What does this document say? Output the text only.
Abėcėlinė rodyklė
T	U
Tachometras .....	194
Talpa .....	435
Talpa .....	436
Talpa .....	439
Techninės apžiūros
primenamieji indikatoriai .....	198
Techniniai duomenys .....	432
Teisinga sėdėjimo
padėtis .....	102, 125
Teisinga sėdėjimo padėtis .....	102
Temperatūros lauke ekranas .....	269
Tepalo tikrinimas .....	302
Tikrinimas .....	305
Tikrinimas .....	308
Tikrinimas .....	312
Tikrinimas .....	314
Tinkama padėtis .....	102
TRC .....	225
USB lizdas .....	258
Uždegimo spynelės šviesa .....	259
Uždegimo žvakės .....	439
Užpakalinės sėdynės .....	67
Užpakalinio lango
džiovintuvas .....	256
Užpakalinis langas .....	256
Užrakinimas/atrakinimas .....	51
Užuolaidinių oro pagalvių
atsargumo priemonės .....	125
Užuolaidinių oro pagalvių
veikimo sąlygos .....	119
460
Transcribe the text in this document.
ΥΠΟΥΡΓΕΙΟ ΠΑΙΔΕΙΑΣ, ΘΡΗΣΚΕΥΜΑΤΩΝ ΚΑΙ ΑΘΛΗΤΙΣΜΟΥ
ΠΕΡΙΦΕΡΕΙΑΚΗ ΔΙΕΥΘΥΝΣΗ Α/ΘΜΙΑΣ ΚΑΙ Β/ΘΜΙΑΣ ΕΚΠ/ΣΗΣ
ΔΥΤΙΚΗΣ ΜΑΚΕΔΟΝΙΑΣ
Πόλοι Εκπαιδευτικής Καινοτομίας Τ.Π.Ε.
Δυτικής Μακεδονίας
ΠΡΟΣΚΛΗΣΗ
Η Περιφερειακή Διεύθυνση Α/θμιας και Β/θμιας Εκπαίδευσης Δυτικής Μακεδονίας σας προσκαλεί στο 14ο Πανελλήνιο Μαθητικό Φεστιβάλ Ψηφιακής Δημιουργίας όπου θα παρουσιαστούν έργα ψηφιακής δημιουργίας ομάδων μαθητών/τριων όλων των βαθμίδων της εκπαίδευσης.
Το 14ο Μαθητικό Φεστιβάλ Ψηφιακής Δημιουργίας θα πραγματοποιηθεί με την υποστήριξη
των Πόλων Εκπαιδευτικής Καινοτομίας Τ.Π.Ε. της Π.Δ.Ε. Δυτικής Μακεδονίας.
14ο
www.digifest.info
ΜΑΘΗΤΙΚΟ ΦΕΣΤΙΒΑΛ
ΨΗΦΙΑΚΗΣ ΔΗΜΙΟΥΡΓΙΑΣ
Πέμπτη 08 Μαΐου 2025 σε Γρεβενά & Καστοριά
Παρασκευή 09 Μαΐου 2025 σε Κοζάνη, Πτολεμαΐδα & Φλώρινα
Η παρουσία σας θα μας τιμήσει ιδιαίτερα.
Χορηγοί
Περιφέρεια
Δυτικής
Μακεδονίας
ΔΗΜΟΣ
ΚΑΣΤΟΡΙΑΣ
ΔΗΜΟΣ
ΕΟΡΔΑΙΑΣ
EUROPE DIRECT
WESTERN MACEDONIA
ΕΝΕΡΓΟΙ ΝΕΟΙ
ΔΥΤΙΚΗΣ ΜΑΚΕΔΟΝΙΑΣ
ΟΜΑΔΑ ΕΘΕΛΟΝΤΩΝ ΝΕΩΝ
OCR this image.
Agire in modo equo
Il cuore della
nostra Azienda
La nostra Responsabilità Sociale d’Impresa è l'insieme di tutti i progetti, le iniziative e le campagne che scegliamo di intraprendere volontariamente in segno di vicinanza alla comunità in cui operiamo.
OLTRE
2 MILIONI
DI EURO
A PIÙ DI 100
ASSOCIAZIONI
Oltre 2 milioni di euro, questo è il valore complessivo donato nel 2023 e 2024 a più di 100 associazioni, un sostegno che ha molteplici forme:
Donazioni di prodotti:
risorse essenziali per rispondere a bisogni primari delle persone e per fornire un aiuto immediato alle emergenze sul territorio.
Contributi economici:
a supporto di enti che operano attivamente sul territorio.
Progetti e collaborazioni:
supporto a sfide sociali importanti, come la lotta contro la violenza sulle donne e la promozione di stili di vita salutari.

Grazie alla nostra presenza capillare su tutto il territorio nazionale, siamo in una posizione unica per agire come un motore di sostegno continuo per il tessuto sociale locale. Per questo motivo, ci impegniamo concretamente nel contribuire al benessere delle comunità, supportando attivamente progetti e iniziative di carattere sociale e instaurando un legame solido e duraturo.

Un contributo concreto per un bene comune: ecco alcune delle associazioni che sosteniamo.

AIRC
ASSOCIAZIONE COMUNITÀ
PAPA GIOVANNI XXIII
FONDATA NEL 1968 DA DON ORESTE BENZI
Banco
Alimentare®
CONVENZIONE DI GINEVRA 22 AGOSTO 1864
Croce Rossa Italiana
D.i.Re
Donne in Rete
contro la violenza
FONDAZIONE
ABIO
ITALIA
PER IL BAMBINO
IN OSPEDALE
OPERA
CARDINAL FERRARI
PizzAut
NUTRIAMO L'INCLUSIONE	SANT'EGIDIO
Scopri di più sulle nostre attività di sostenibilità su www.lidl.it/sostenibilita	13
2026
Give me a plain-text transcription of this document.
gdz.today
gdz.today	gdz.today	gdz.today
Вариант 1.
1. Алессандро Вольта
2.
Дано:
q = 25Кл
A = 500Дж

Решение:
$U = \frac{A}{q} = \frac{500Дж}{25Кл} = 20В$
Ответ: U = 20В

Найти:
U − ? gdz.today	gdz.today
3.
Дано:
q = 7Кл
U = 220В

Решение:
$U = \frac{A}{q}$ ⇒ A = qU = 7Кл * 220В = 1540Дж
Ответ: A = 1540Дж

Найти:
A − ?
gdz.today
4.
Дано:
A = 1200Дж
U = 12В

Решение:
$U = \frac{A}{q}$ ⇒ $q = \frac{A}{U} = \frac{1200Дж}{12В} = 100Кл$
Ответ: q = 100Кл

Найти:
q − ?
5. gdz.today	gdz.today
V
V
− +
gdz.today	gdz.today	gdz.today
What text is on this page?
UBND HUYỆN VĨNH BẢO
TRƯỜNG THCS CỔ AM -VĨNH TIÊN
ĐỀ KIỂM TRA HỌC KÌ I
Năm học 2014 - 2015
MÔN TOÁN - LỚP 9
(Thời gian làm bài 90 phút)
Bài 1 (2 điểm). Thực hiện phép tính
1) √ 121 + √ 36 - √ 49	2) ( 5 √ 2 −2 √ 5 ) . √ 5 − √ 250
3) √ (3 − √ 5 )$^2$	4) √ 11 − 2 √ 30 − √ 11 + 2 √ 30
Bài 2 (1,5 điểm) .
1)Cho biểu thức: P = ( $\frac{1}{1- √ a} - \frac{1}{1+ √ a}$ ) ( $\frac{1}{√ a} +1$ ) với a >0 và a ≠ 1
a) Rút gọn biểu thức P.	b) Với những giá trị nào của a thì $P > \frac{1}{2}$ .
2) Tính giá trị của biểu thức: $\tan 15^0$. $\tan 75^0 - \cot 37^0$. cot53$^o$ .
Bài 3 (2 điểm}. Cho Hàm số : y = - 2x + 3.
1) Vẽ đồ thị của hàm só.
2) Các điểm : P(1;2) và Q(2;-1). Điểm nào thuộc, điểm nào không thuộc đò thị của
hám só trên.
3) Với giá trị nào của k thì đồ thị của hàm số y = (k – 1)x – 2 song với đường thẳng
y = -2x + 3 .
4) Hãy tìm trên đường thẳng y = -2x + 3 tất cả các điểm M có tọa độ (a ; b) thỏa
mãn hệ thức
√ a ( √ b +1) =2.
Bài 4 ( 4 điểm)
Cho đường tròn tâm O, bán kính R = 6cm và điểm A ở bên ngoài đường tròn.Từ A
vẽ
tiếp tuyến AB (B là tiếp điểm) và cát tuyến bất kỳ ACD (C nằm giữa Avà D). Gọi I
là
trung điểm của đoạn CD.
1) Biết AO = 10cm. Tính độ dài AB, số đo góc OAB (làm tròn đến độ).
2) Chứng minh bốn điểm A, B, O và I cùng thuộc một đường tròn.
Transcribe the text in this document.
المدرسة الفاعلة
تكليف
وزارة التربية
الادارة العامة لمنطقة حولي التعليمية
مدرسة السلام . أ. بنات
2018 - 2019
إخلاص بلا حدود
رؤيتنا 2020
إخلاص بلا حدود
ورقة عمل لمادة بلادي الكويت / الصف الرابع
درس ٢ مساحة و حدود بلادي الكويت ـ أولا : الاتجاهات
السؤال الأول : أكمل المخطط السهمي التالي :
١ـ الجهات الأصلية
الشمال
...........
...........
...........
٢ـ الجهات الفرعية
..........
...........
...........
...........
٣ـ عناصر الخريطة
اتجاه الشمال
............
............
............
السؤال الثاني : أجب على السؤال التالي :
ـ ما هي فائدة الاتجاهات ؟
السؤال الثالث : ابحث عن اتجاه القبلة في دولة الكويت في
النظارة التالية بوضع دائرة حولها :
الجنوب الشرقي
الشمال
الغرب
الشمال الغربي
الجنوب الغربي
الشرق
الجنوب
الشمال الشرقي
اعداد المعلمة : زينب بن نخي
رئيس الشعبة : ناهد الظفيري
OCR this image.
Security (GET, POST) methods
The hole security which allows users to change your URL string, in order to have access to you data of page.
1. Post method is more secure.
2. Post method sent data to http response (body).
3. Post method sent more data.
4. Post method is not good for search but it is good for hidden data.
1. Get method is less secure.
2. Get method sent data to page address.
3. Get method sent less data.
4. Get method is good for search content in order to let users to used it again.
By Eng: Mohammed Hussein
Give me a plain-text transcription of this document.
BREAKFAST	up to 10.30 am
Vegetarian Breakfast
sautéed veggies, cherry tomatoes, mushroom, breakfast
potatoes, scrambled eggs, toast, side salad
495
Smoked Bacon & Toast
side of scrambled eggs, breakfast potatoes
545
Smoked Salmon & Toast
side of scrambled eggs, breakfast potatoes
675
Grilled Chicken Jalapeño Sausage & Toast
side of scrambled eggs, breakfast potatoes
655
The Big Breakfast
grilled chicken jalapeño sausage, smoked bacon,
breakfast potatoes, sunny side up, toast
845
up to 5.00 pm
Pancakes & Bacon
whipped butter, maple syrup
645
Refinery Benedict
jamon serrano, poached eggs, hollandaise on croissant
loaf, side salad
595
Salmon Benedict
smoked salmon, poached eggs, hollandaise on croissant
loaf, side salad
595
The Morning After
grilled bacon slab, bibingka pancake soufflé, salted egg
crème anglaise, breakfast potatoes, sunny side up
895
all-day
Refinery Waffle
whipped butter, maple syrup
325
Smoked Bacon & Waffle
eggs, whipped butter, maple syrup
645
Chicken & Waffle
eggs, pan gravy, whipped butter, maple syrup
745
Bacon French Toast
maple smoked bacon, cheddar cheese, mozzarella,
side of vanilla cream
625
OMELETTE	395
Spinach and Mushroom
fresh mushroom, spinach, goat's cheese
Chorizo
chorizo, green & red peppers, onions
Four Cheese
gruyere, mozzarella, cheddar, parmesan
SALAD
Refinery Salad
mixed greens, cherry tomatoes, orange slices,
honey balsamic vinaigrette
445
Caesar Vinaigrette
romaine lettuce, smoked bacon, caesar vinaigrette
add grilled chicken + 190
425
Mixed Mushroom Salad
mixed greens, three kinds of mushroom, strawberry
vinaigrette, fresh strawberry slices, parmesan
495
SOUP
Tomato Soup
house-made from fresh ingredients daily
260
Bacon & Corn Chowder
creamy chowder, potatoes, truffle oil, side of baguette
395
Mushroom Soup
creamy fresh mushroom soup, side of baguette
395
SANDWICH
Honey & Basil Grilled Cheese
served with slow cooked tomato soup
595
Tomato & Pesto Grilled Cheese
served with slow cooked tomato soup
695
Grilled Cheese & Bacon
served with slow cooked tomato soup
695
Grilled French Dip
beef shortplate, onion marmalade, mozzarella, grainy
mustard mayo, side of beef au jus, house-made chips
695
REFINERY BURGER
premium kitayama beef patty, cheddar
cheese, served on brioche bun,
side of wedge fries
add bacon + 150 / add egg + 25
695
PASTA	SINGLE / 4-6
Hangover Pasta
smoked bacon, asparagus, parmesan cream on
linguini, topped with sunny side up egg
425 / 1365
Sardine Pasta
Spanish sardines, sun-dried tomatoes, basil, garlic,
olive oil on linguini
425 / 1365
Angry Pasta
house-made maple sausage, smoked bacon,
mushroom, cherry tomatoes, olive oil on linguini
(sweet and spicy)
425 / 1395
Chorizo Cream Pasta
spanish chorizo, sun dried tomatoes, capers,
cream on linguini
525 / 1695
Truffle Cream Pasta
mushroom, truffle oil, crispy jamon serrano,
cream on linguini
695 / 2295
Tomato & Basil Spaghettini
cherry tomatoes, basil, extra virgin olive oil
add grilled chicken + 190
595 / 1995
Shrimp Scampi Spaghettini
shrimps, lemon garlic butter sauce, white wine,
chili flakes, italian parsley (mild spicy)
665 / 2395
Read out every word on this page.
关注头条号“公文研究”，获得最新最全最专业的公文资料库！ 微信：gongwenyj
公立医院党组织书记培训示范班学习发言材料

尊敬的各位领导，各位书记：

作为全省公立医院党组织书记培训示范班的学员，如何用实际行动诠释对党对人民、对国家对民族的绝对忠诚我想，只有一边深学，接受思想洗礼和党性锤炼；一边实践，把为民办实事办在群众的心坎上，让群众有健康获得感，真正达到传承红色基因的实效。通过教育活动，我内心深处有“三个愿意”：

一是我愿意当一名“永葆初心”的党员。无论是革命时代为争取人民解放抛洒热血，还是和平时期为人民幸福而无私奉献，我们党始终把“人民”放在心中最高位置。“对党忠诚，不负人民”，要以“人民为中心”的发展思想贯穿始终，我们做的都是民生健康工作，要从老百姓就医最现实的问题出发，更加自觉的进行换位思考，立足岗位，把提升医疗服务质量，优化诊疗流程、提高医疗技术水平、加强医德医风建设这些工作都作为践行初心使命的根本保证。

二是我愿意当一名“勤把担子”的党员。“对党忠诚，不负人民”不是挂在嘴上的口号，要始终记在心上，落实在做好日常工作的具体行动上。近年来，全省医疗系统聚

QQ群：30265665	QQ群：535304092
────────────────────
● WORK REQUIRED: Above are the records; copy exactly the lines from the one with "Read out every word on this page." through the final line.

● RESULT:
Read out every word on this page.
关注头条号“公文研究”，获得最新最全最专业的公文资料库！ 微信：gongwenyj
公立医院党组织书记培训示范班学习发言材料

尊敬的各位领导，各位书记：

作为全省公立医院党组织书记培训示范班的学员，如何用实际行动诠释对党对人民、对国家对民族的绝对忠诚我想，只有一边深学，接受思想洗礼和党性锤炼；一边实践，把为民办实事办在群众的心坎上，让群众有健康获得感，真正达到传承红色基因的实效。通过教育活动，我内心深处有“三个愿意”：

一是我愿意当一名“永葆初心”的党员。无论是革命时代为争取人民解放抛洒热血，还是和平时期为人民幸福而无私奉献，我们党始终把“人民”放在心中最高位置。“对党忠诚，不负人民”，要以“人民为中心”的发展思想贯穿始终，我们做的都是民生健康工作，要从老百姓就医最现实的问题出发，更加自觉的进行换位思考，立足岗位，把提升医疗服务质量，优化诊疗流程、提高医疗技术水平、加强医德医风建设这些工作都作为践行初心使命的根本保证。

二是我愿意当一名“勤把担子”的党员。“对党忠诚，不负人民”不是挂在嘴上的口号，要始终记在心上，落实在做好日常工作的具体行动上。近年来，全省医疗系统聚

QQ群：30265665	QQ群：535304092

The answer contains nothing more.